◆ **Your goal**: Wherever the string "oraz" occurs in a line of these records, report that line.

(Lines of data)
= = = = = = =

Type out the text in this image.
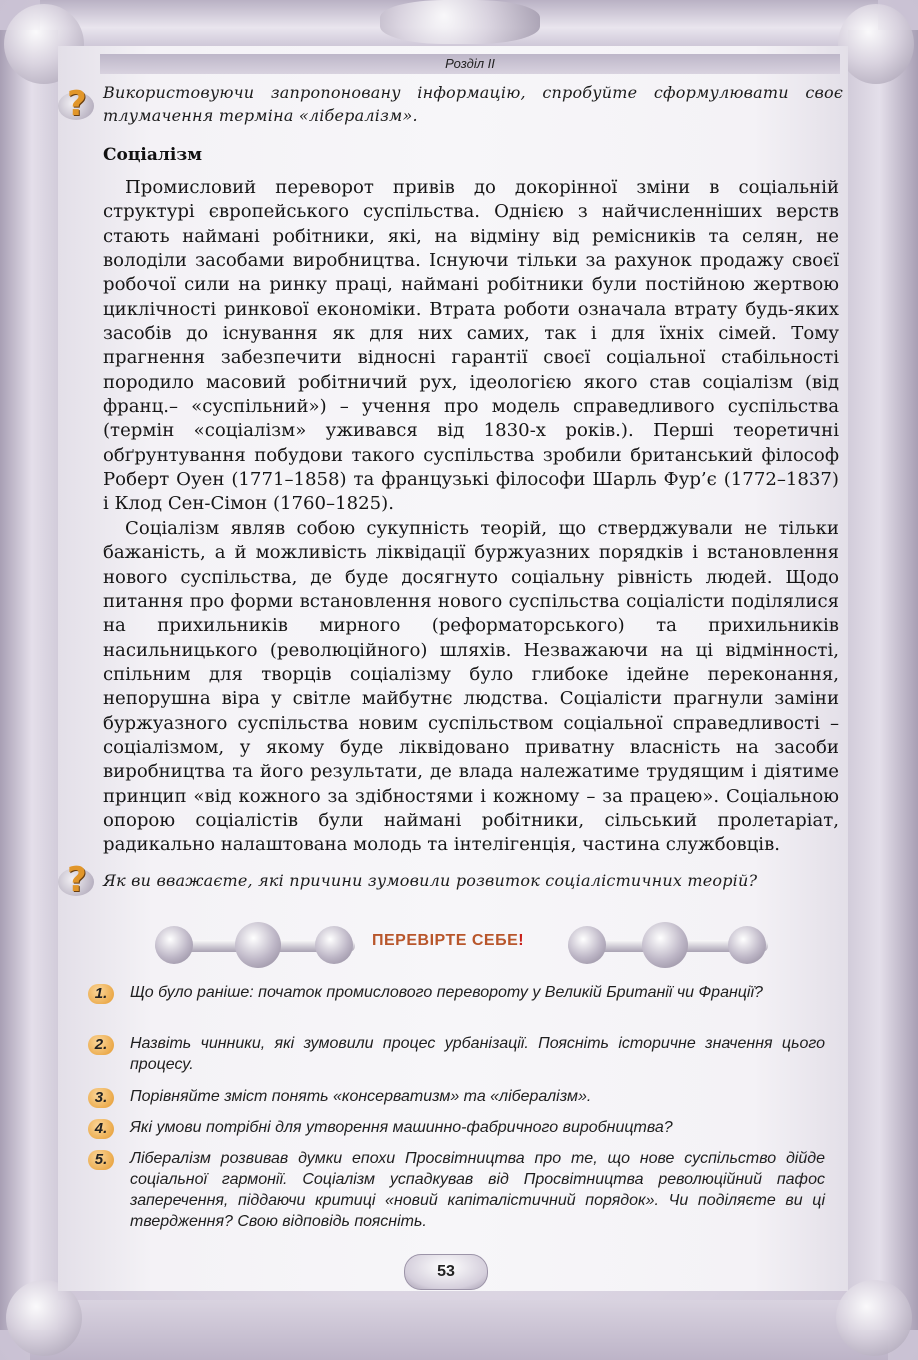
Розділ ІІ
? Використовуючи запропоновану інформацію, спробуйте сформулювати своє тлумачення терміна «лібералізм».
Соціалізм

Промисловий переворот привів до докорінної зміни в соціальній структурі європейського суспільства. Однією з найчисленніших верств стають наймані робітники, які, на відміну від ремісників та селян, не володіли засобами виробництва. Існуючи тільки за рахунок продажу своєї робочої сили на ринку праці, наймані робітники були постійною жертвою циклічності ринкової економіки. Втрата роботи означала втрату будь-яких засобів до існування як для них самих, так і для їхніх сімей. Тому прагнення забезпечити відносні гарантії своєї соціальної стабільності породило масовий робітничий рух, ідеологією якого став соціалізм (від франц.– «суспільний») – учення про модель справедливого суспільства (термін «соціалізм» уживався від 1830-х років.). Перші теоретичні обґрунтування побудови такого суспільства зробили британський філософ Роберт Оуен (1771–1858) та французькі філософи Шарль Фур’є (1772–1837) і Клод Сен-Сімон (1760–1825).

Соціалізм являв собою сукупність теорій, що стверджували не тільки бажаність, а й можливість ліквідації буржуазних порядків і встановлення нового суспільства, де буде досягнуто соціальну рівність людей. Щодо питання про форми встановлення нового суспільства соціалісти поділялися на прихильників мирного (реформаторського) та прихильників насильницького (революційного) шляхів. Незважаючи на ці відмінності, спільним для творців соціалізму було глибоке ідейне переконання, непорушна віра у світле майбутнє людства. Соціалісти прагнули заміни буржуазного суспільства новим суспільством соціальної справедливості – соціалізмом, у якому буде ліквідовано приватну власність на засоби виробництва та його результати, де влада належатиме трудящим і діятиме принцип «від кожного за здібностями і кожному – за працею». Соціальною опорою соціалістів були наймані робітники, сільський пролетаріат, радикально налаштована молодь та інтелігенція, частина службовців.

? Як ви вважаєте, які причини зумовили розвиток соціалістичних теорій?
ПЕРЕВІРТЕ СЕБЕ!
1.	Що було раніше: початок промислового перевороту у Великій Британії чи Франції?
2.	Назвіть чинники, які зумовили процес урбанізації. Поясніть історичне значення цього процесу.
3.	Порівняйте зміст понять «консерватизм» та «лібералізм».
4.	Які умови потрібні для утворення машинно-фабричного виробництва?
5.	Лібералізм розвивав думки епохи Просвітництва про те, що нове суспільство дійде соціальної гармонії. Соціалізм успадкував від Просвітництва революційний пафос заперечення, піддаючи критиці «новий капіталістичний порядок». Чи поділяєте ви ці твердження? Свою відповідь поясніть.
53
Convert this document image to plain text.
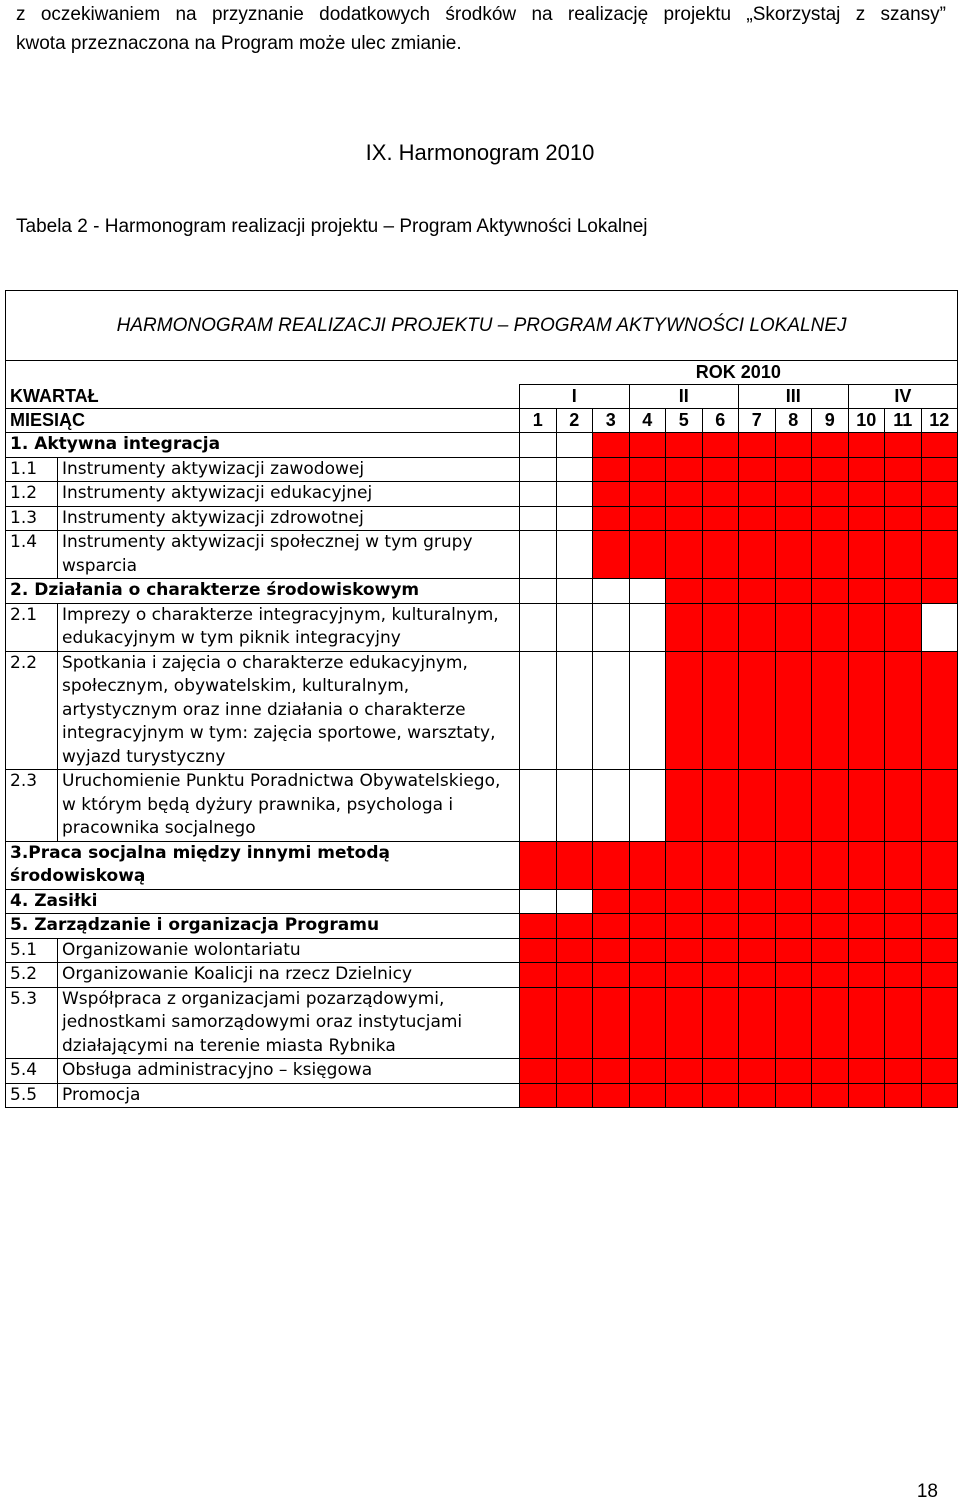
z oczekiwaniem na przyznanie dodatkowych środków na realizację projektu „Skorzystaj z szansy”

kwota przeznaczona na Program może ulec zmianie.

IX. Harmonogram 2010
Tabela 2 - Harmonogram realizacji projektu – Program Aktywności Lokalnej
HARMONOGRAM REALIZACJI PROJEKTU – PROGRAM AKTYWNOŚCI LOKALNEJ													
		ROK 2010											
KWARTAŁ		I			II			III			IV		
MIESIĄC		1	2	3	4	5	6	7	8	9	10	11	12
1. Aktywna integracja													
1.1	Instrumenty aktywizacji zawodowej												
1.2	Instrumenty aktywizacji edukacyjnej												
1.3	Instrumenty aktywizacji zdrowotnej												
1.4	Instrumenty aktywizacji społecznej w tym grupy wsparcia												
2. Działania o charakterze środowiskowym													
2.1	Imprezy o charakterze integracyjnym, kulturalnym, edukacyjnym w tym piknik integracyjny												
2.2	Spotkania i zajęcia o charakterze edukacyjnym, społecznym, obywatelskim, kulturalnym, artystycznym oraz inne działania o charakterze integracyjnym w tym: zajęcia sportowe, warsztaty, wyjazd turystyczny												
2.3	Uruchomienie Punktu Poradnictwa Obywatelskiego, w którym będą dyżury prawnika, psychologa i pracownika socjalnego												
3.Praca socjalna między innymi metodą środowiskową													
4. Zasiłki													
5. Zarządzanie i organizacja Programu													
5.1	Organizowanie wolontariatu												
5.2	Organizowanie Koalicji na rzecz Dzielnicy												
5.3	Współpraca z organizacjami pozarządowymi, jednostkami samorządowymi oraz instytucjami działającymi na terenie miasta Rybnika												
5.4	Obsługa administracyjno – księgowa												
5.5	Promocja												
18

= = = = = = =

◆ **Written response**:
2.2	Spotkania i zajęcia o charakterze edukacyjnym, społecznym, obywatelskim, kulturalnym, artystycznym oraz inne działania o charakterze integracyjnym w tym: zajęcia sportowe, warsztaty, wyjazd turystyczny												
5.3	Współpraca z organizacjami pozarządowymi, jednostkami samorządowymi oraz instytucjami działającymi na terenie miasta Rybnika												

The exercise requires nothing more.